What needs to be done:
Seek out every line containing the word "billion", and copy each.

Provided entries:
◆ ◆ ◆

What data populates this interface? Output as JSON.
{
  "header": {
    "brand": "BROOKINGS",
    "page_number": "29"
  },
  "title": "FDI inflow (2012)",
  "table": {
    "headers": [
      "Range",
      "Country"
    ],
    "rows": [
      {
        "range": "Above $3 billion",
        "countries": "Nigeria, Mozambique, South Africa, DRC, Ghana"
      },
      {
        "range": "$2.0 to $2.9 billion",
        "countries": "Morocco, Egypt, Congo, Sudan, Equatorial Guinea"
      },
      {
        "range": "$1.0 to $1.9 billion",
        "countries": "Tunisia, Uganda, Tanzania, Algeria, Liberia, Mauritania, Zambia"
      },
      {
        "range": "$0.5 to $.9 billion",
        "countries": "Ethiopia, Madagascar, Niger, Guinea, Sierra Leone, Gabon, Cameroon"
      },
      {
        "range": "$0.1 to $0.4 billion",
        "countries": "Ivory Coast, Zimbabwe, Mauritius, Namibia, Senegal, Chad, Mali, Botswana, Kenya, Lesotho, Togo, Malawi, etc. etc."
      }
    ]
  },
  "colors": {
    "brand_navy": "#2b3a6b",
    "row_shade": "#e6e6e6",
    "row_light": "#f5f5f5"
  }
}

◆ ◆ ◆

Problem solution:
        "range": "Above $3 billion",
        "range": "$2.0 to $2.9 billion",
        "range": "$1.0 to $1.9 billion",
        "range": "$0.5 to $.9 billion",
        "range": "$0.1 to $0.4 billion",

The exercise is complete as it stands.